-- start --

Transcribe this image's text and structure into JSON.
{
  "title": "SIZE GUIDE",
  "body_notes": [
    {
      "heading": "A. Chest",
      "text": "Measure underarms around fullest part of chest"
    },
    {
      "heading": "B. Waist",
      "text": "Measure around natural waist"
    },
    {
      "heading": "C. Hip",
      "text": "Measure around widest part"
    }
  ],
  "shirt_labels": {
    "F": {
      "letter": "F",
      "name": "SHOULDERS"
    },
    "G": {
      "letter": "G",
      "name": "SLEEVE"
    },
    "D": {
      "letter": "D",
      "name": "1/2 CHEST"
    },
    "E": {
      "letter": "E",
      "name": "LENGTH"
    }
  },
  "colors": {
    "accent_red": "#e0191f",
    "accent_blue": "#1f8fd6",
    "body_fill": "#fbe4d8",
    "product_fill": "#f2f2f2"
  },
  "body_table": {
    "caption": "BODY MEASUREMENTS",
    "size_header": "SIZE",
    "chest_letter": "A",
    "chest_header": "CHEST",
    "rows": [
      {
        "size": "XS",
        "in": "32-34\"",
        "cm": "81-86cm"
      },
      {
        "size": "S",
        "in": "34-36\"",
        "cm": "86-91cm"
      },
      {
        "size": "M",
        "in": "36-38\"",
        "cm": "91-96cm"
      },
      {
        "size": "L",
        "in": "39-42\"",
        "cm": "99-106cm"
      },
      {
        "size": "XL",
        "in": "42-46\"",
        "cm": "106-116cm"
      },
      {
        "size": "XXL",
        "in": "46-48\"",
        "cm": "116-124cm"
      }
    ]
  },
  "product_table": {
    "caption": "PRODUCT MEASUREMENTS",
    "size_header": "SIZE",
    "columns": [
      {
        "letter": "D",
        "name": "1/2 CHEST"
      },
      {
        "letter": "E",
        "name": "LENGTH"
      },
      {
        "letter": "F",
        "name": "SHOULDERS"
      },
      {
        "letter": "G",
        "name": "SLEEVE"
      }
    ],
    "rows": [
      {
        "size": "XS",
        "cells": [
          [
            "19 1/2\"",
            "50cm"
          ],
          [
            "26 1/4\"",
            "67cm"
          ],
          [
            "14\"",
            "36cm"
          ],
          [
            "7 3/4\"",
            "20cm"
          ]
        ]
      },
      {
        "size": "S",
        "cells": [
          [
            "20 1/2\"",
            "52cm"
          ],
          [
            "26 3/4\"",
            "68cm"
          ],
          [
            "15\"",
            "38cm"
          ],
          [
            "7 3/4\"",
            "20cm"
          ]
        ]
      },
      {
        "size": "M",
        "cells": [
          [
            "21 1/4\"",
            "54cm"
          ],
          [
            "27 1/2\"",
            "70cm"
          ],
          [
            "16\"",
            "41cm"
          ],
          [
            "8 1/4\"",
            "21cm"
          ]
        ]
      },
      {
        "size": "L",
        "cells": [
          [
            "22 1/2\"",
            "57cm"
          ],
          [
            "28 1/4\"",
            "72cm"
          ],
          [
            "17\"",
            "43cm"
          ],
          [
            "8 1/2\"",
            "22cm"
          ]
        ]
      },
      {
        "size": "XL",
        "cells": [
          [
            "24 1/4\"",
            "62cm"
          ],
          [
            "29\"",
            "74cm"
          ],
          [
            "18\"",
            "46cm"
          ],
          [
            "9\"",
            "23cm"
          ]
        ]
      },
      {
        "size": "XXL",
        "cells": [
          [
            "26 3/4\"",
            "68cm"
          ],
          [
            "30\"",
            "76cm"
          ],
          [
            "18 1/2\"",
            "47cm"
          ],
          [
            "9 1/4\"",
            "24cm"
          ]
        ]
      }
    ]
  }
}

-- end --

SET TASK:
Set down all of the data above, word for word.

TASK OUTPUT:
Transcribe this image's text and structure into JSON.
{
  "title": "SIZE GUIDE",
  "body_notes": [
    {
      "heading": "A. Chest",
      "text": "Measure underarms around fullest part of chest"
    },
    {
      "heading": "B. Waist",
      "text": "Measure around natural waist"
    },
    {
      "heading": "C. Hip",
      "text": "Measure around widest part"
    }
  ],
  "shirt_labels": {
    "F": {
      "letter": "F",
      "name": "SHOULDERS"
    },
    "G": {
      "letter": "G",
      "name": "SLEEVE"
    },
    "D": {
      "letter": "D",
      "name": "1/2 CHEST"
    },
    "E": {
      "letter": "E",
      "name": "LENGTH"
    }
  },
  "colors": {
    "accent_red": "#e0191f",
    "accent_blue": "#1f8fd6",
    "body_fill": "#fbe4d8",
    "product_fill": "#f2f2f2"
  },
  "body_table": {
    "caption": "BODY MEASUREMENTS",
    "size_header": "SIZE",
    "chest_letter": "A",
    "chest_header": "CHEST",
    "rows": [
      {
        "size": "XS",
        "in": "32-34\"",
        "cm": "81-86cm"
      },
      {
        "size": "S",
        "in": "34-36\"",
        "cm": "86-91cm"
      },
      {
        "size": "M",
        "in": "36-38\"",
        "cm": "91-96cm"
      },
      {
        "size": "L",
        "in": "39-42\"",
        "cm": "99-106cm"
      },
      {
        "size": "XL",
        "in": "42-46\"",
        "cm": "106-116cm"
      },
      {
        "size": "XXL",
        "in": "46-48\"",
        "cm": "116-124cm"
      }
    ]
  },
  "product_table": {
    "caption": "PRODUCT MEASUREMENTS",
    "size_header": "SIZE",
    "columns": [
      {
        "letter": "D",
        "name": "1/2 CHEST"
      },
      {
        "letter": "E",
        "name": "LENGTH"
      },
      {
        "letter": "F",
        "name": "SHOULDERS"
      },
      {
        "letter": "G",
        "name": "SLEEVE"
      }
    ],
    "rows": [
      {
        "size": "XS",
        "cells": [
          [
            "19 1/2\"",
            "50cm"
          ],
          [
            "26 1/4\"",
            "67cm"
          ],
          [
            "14\"",
            "36cm"
          ],
          [
            "7 3/4\"",
            "20cm"
          ]
        ]
      },
      {
        "size": "S",
        "cells": [
          [
            "20 1/2\"",
            "52cm"
          ],
          [
            "26 3/4\"",
            "68cm"
          ],
          [
            "15\"",
            "38cm"
          ],
          [
            "7 3/4\"",
            "20cm"
          ]
        ]
      },
      {
        "size": "M",
        "cells": [
          [
            "21 1/4\"",
            "54cm"
          ],
          [
            "27 1/2\"",
            "70cm"
          ],
          [
            "16\"",
            "41cm"
          ],
          [
            "8 1/4\"",
            "21cm"
          ]
        ]
      },
      {
        "size": "L",
        "cells": [
          [
            "22 1/2\"",
            "57cm"
          ],
          [
            "28 1/4\"",
            "72cm"
          ],
          [
            "17\"",
            "43cm"
          ],
          [
            "8 1/2\"",
            "22cm"
          ]
        ]
      },
      {
        "size": "XL",
        "cells": [
          [
            "24 1/4\"",
            "62cm"
          ],
          [
            "29\"",
            "74cm"
          ],
          [
            "18\"",
            "46cm"
          ],
          [
            "9\"",
            "23cm"
          ]
        ]
      },
      {
        "size": "XXL",
        "cells": [
          [
            "26 3/4\"",
            "68cm"
          ],
          [
            "30\"",
            "76cm"
          ],
          [
            "18 1/2\"",
            "47cm"
          ],
          [
            "9 1/4\"",
            "24cm"
          ]
        ]
      }
    ]
  }
}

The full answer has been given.